Set task:
Copy out all lines in the data below containing the string "Florence".

[Entries taken from a collection]

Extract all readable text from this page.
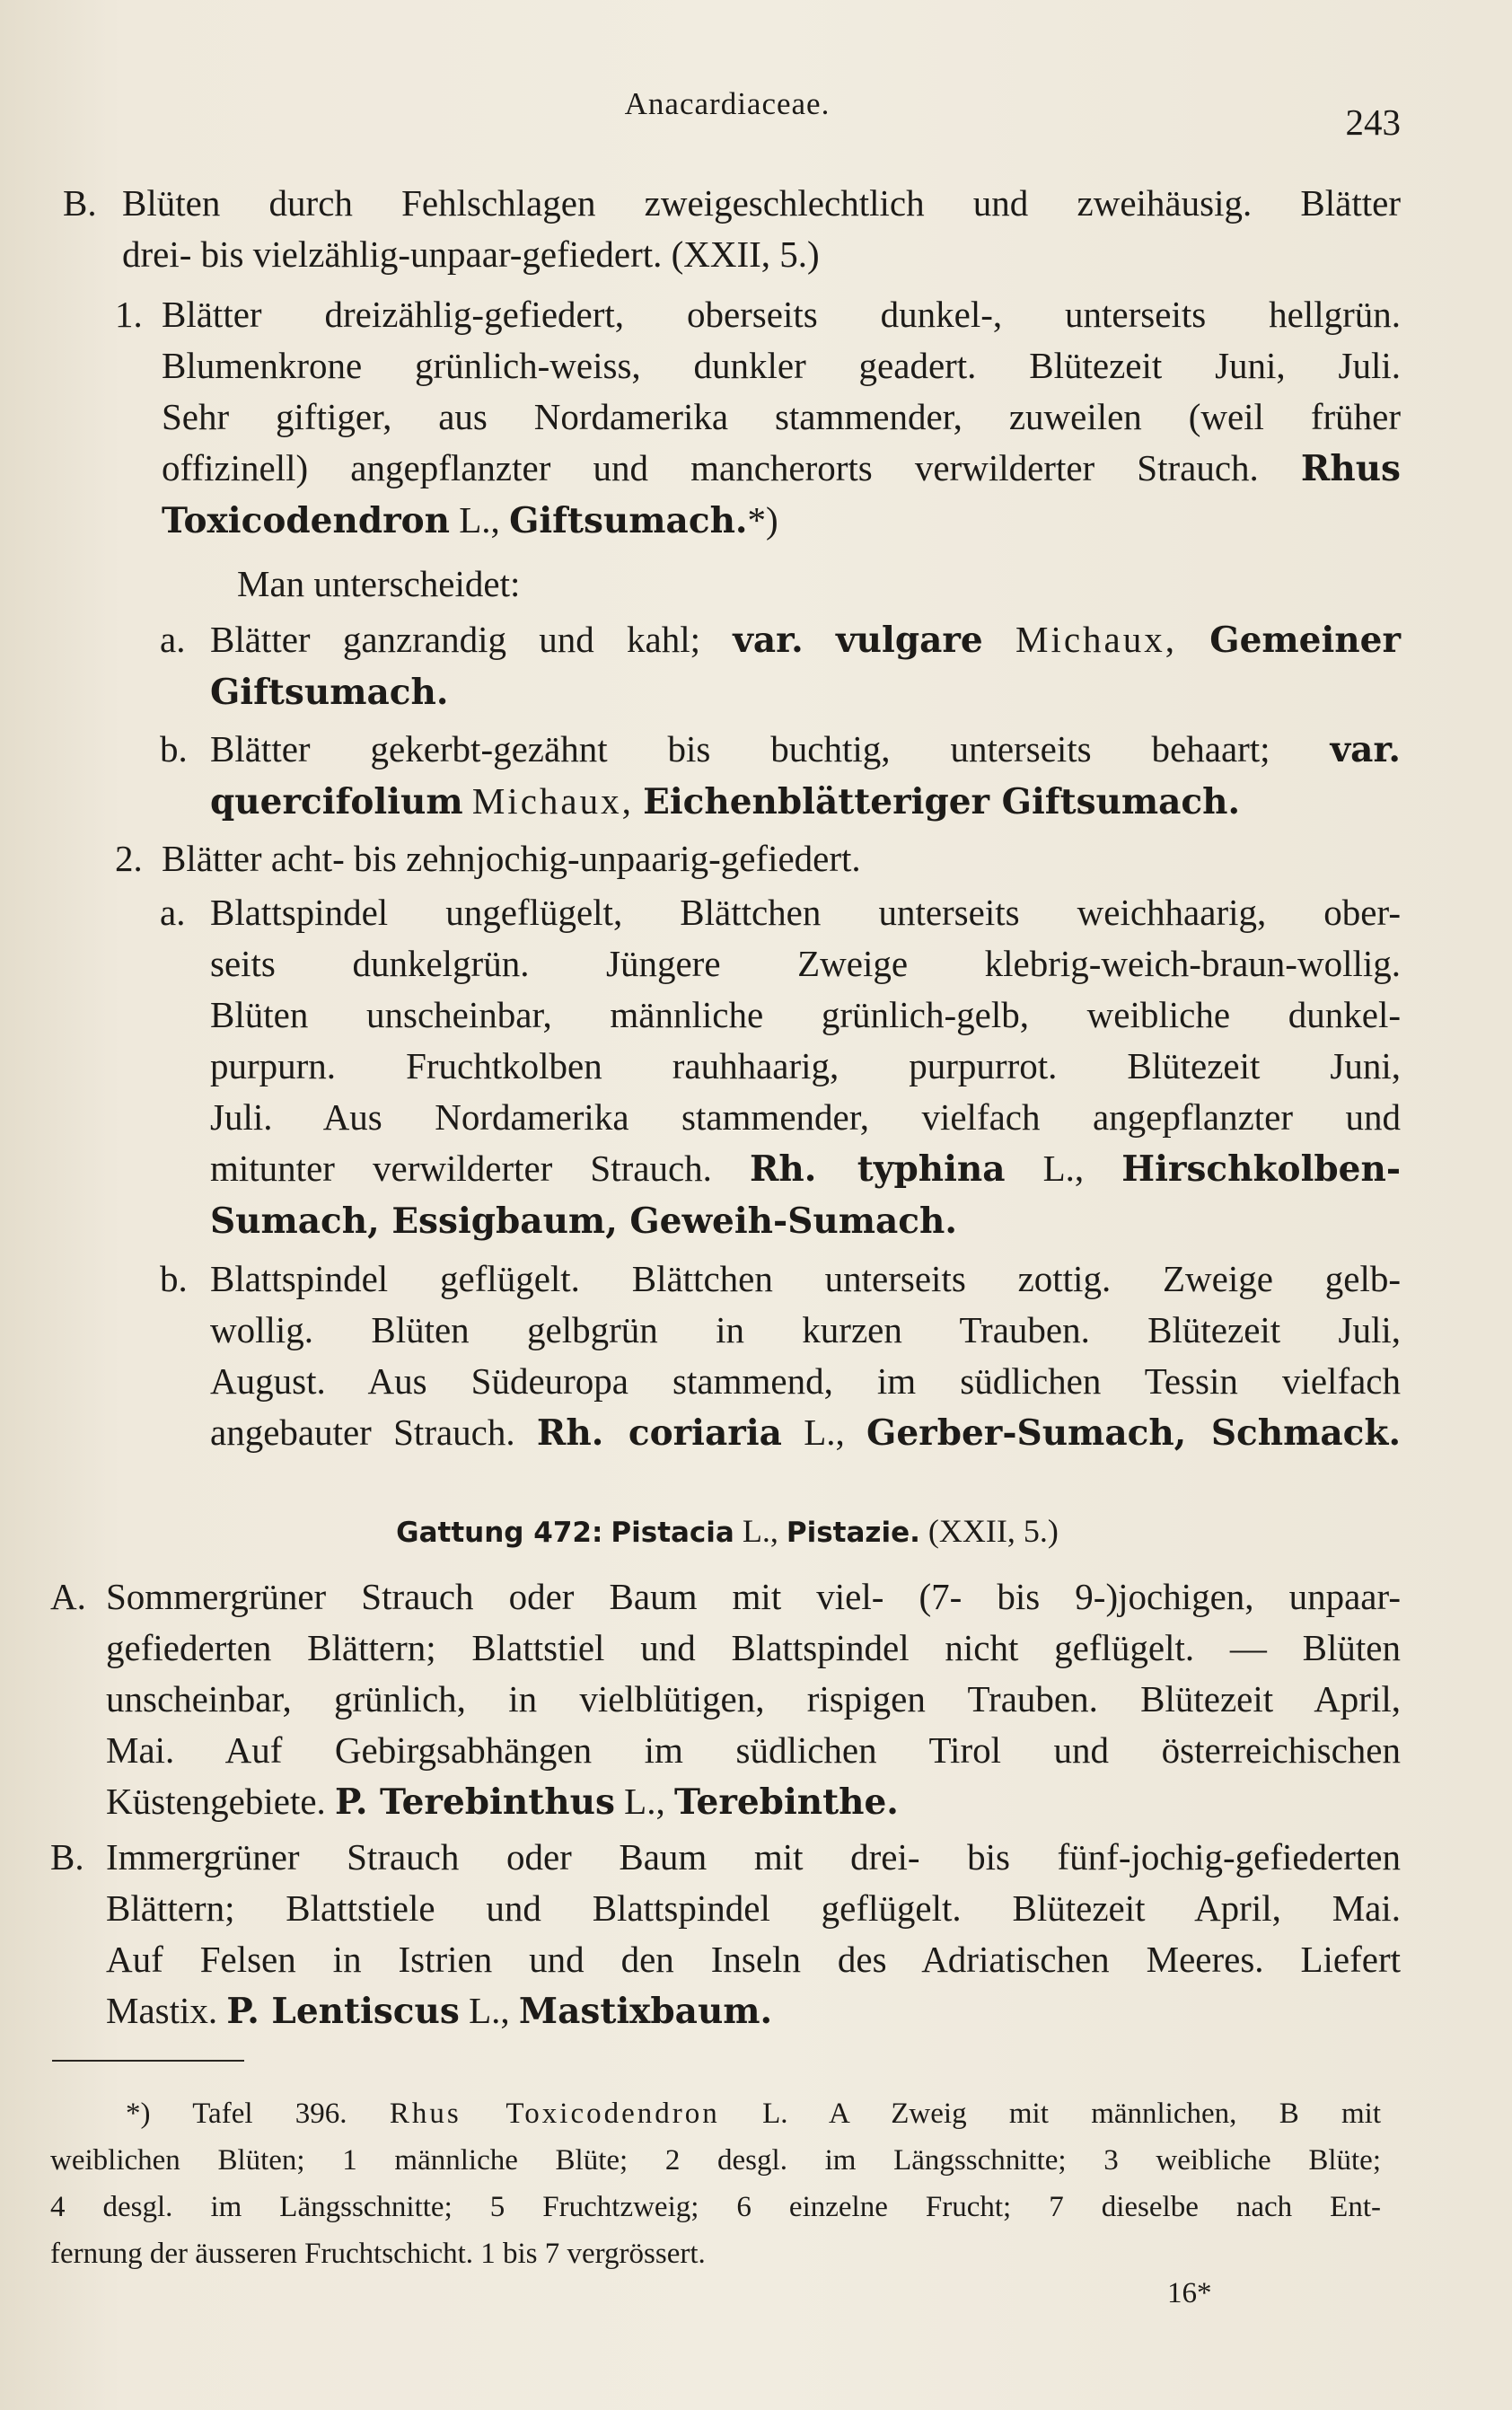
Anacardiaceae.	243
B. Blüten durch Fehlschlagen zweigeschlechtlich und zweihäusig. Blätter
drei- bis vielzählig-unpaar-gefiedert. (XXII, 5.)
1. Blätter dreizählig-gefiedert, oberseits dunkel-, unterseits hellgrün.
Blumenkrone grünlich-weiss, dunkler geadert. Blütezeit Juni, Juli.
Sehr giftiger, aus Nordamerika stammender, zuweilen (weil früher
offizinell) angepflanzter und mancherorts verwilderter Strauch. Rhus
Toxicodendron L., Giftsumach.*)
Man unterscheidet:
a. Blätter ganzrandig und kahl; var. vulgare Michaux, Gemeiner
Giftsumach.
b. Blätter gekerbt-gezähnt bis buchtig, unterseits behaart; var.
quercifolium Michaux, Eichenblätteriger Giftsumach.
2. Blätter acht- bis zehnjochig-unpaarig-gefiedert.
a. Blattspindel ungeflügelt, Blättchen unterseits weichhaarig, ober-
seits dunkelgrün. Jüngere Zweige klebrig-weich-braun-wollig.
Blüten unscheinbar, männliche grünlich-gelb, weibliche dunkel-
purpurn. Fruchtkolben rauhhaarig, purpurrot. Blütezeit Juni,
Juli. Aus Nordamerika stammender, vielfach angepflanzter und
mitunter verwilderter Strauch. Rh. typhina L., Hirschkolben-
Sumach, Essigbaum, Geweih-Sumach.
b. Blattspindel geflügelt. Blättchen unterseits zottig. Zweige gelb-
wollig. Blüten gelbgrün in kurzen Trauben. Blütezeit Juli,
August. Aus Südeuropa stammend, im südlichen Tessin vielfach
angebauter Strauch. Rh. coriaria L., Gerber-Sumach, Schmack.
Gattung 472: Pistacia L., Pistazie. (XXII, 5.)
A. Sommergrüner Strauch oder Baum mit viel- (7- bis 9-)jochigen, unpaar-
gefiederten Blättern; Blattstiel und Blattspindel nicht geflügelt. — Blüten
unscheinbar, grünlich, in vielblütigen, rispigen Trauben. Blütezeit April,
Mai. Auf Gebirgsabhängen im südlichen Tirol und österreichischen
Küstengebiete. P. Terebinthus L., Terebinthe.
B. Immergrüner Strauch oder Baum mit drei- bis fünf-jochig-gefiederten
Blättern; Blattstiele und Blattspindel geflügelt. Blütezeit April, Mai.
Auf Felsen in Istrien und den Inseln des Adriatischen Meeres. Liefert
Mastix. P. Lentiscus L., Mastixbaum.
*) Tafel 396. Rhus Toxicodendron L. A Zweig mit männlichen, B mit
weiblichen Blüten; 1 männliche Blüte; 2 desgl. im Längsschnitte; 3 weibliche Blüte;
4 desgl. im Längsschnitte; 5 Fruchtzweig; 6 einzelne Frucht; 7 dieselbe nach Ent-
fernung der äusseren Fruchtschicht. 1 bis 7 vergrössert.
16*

---

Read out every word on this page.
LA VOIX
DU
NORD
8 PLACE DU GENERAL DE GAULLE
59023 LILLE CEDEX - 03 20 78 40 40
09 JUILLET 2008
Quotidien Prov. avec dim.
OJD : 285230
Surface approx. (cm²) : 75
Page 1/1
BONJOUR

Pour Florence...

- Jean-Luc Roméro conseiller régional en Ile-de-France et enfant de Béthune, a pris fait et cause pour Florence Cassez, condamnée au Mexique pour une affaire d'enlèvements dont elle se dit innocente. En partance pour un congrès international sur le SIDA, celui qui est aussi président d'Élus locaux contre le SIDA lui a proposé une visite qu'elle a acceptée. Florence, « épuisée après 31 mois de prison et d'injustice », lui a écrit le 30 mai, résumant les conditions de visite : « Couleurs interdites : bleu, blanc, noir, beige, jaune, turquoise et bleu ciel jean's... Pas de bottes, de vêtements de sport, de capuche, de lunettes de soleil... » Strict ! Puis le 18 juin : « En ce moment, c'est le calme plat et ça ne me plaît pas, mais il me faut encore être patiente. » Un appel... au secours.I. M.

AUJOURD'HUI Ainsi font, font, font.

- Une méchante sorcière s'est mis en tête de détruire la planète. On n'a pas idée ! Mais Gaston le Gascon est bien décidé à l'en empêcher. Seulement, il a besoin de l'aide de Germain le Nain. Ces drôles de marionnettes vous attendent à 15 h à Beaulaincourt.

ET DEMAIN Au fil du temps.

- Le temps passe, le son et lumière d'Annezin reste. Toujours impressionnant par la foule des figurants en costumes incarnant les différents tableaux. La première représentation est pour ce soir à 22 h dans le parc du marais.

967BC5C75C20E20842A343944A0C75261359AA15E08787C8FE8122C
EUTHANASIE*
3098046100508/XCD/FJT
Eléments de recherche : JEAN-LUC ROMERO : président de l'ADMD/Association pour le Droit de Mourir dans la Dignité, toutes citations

--

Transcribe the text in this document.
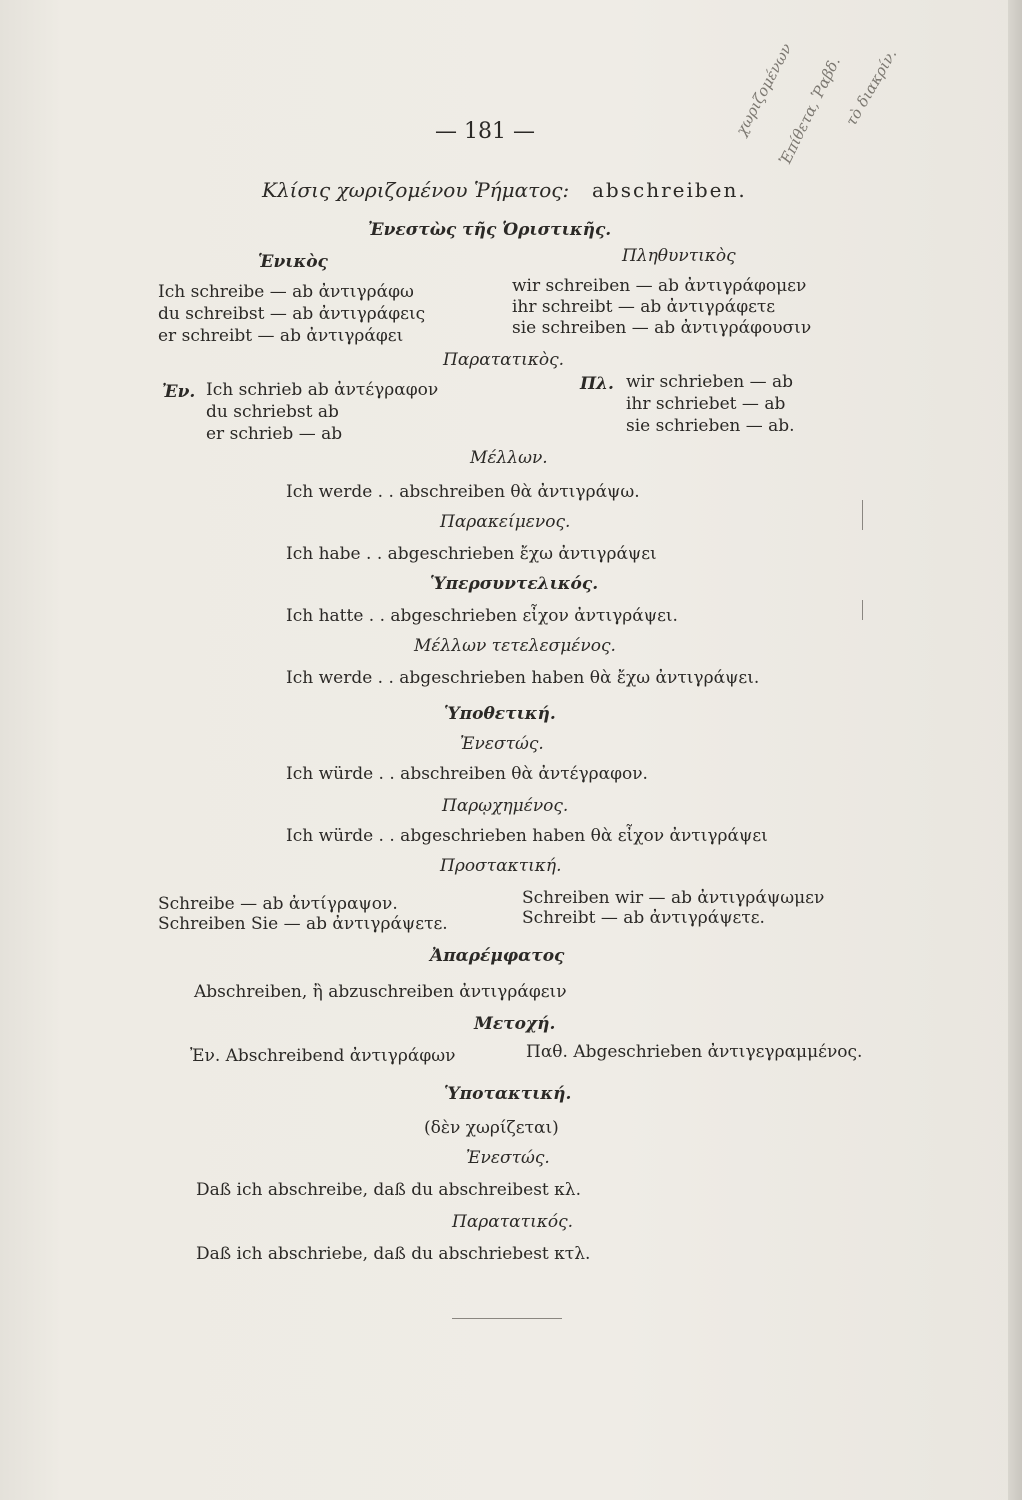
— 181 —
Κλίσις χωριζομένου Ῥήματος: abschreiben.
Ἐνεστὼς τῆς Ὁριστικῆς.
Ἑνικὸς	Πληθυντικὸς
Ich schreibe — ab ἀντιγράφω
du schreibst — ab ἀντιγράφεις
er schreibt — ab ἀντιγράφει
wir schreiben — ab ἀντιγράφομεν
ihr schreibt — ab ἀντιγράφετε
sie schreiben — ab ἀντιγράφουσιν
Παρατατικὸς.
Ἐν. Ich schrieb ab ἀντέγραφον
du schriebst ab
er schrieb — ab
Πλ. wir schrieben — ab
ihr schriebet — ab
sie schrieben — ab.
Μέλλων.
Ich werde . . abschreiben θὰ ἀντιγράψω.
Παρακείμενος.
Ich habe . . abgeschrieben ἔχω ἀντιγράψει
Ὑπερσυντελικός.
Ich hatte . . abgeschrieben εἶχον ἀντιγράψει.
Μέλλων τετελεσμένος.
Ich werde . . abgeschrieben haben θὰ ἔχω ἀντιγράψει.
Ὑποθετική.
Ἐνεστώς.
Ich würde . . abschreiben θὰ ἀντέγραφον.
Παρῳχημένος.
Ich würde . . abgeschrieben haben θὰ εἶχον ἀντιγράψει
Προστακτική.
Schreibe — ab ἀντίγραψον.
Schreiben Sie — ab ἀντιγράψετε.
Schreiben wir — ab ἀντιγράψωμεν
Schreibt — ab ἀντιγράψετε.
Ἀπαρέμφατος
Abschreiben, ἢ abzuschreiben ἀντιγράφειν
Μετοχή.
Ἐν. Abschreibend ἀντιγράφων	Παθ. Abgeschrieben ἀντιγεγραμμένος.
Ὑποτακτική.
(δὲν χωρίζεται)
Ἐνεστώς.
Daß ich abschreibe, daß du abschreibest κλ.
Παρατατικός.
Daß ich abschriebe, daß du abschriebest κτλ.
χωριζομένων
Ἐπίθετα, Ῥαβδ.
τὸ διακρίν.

Response below:
Pour Florence...
- Jean-Luc Roméro conseiller régional en Ile-de-France et enfant de Béthune, a pris fait et cause pour Florence Cassez, condamnée au Mexique pour une affaire d'enlèvements dont elle se dit innocente. En partance pour un congrès international sur le SIDA, celui qui est aussi président d'Élus locaux contre le SIDA lui a proposé une visite qu'elle a acceptée. Florence, « épuisée après 31 mois de prison et d'injustice », lui a écrit le 30 mai, résumant les conditions de visite : « Couleurs interdites : bleu, blanc, noir, beige, jaune, turquoise et bleu ciel jean's... Pas de bottes, de vêtements de sport, de capuche, de lunettes de soleil... » Strict ! Puis le 18 juin : « En ce moment, c'est le calme plat et ça ne me plaît pas, mais il me faut encore être patiente. » Un appel... au secours.I. M.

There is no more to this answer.